» **Exercise instructions**:
Comb the records below for the string "data" and copy each line where it turns up.

(Records that describe figures)
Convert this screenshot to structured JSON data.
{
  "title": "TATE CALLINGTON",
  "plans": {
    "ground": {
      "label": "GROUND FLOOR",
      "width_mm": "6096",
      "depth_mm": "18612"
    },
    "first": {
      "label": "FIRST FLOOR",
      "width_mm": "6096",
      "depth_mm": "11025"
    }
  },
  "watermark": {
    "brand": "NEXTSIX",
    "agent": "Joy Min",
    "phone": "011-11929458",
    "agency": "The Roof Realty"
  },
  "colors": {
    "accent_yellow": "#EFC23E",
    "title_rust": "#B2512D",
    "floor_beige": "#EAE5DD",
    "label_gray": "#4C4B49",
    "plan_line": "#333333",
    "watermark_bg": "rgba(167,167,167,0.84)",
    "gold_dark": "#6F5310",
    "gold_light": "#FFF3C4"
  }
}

---

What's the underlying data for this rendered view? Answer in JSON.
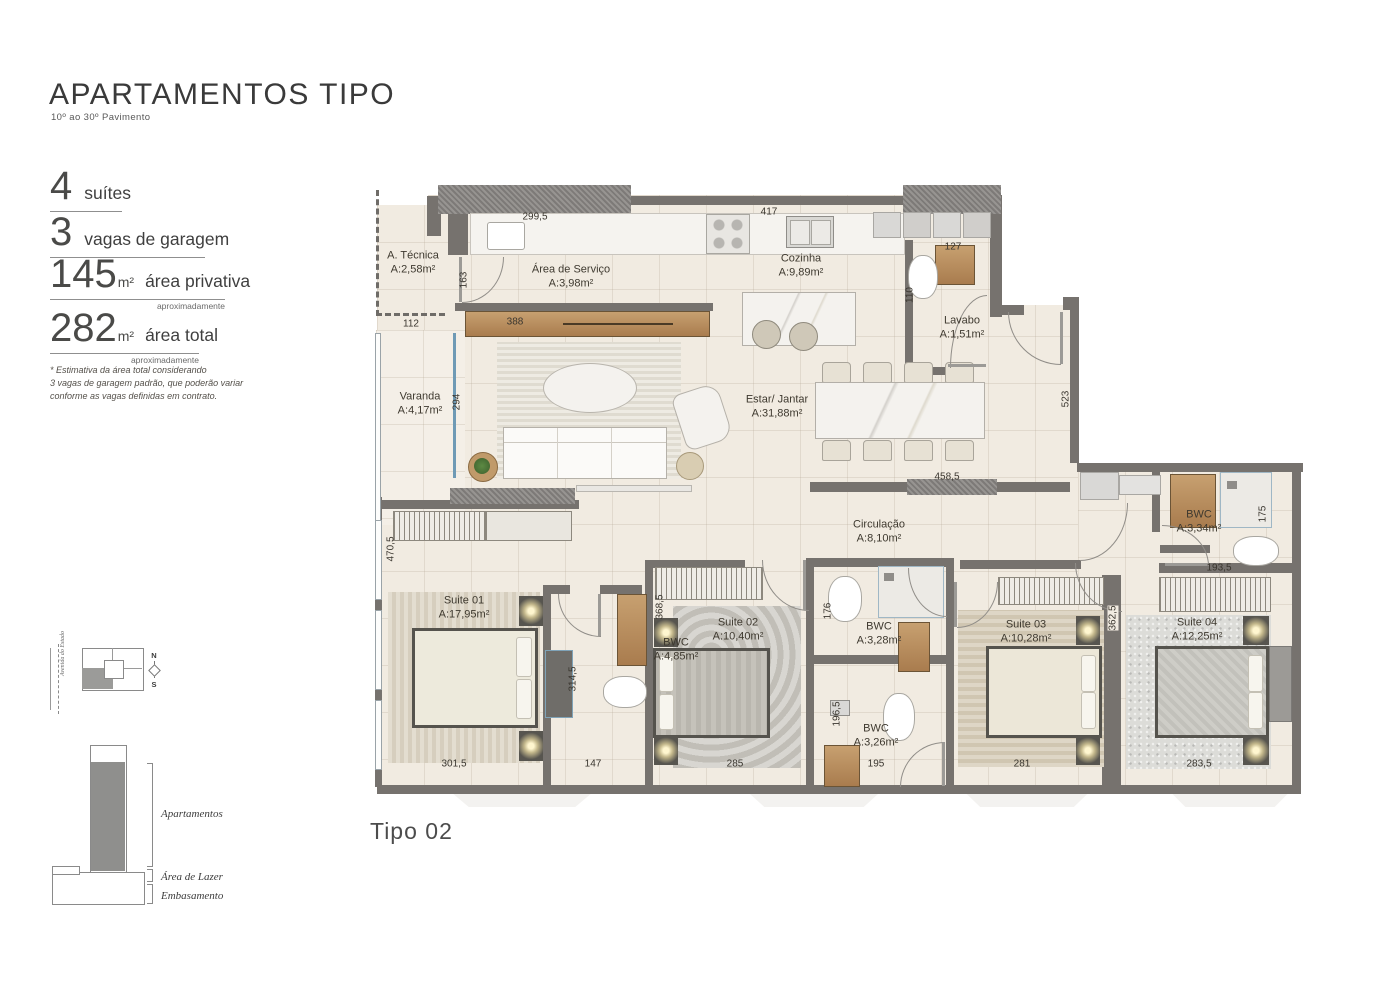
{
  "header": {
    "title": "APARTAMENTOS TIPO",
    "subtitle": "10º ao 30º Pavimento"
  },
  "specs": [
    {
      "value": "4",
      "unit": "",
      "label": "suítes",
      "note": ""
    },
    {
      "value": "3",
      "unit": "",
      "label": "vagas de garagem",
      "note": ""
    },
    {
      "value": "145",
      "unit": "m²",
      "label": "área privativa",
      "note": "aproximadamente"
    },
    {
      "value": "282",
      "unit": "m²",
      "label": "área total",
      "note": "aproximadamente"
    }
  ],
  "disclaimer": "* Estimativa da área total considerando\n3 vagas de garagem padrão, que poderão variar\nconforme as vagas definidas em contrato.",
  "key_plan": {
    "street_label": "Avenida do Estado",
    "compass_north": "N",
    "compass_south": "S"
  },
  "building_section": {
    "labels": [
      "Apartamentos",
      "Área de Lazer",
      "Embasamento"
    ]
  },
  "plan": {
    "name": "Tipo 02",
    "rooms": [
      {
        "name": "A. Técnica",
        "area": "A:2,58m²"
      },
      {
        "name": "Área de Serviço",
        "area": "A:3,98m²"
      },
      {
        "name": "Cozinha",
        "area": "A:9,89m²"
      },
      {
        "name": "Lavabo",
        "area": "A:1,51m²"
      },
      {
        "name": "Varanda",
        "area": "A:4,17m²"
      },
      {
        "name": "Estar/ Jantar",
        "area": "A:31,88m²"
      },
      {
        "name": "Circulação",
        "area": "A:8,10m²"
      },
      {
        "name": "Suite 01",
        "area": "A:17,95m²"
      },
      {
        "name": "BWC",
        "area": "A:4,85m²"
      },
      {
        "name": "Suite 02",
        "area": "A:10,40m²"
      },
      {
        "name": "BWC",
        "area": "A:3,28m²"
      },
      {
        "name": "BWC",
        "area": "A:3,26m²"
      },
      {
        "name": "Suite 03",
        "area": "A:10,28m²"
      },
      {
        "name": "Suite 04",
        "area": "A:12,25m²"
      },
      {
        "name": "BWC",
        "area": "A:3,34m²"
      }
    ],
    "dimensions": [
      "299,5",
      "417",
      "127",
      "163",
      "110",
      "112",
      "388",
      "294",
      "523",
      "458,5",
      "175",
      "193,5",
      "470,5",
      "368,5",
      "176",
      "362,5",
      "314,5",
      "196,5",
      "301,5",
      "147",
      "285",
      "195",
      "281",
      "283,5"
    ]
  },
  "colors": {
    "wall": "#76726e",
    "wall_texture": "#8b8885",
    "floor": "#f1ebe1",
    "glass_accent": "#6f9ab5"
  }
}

--

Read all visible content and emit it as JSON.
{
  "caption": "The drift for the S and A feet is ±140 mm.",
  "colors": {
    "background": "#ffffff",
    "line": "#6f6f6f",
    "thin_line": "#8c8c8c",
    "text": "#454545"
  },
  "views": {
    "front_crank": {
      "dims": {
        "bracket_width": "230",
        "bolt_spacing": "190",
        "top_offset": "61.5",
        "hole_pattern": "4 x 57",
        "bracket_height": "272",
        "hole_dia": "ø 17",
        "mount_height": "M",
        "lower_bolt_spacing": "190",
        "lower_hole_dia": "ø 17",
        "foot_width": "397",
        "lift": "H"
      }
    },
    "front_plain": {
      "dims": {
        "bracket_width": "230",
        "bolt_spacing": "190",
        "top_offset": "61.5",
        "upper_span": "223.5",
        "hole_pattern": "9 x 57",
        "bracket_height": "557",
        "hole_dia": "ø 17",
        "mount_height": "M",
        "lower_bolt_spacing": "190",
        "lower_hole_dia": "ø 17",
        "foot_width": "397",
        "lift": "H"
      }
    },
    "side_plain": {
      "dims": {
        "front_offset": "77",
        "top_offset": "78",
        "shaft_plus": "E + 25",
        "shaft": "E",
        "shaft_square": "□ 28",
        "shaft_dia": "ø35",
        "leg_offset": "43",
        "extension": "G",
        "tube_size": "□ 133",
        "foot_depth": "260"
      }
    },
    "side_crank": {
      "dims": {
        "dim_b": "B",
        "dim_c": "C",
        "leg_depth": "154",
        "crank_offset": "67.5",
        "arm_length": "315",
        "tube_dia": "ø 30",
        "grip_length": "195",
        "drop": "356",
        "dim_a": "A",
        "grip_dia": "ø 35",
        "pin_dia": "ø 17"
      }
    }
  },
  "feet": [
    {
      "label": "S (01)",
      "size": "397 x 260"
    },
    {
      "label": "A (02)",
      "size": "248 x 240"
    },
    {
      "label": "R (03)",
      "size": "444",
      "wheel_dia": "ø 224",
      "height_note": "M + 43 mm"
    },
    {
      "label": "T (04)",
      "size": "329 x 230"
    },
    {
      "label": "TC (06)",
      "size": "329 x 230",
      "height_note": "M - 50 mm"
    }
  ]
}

» **Exercise result**:
Convert this screenshot to structured JSON data.
What's the underlying data for this rendered view? Answer in JSON.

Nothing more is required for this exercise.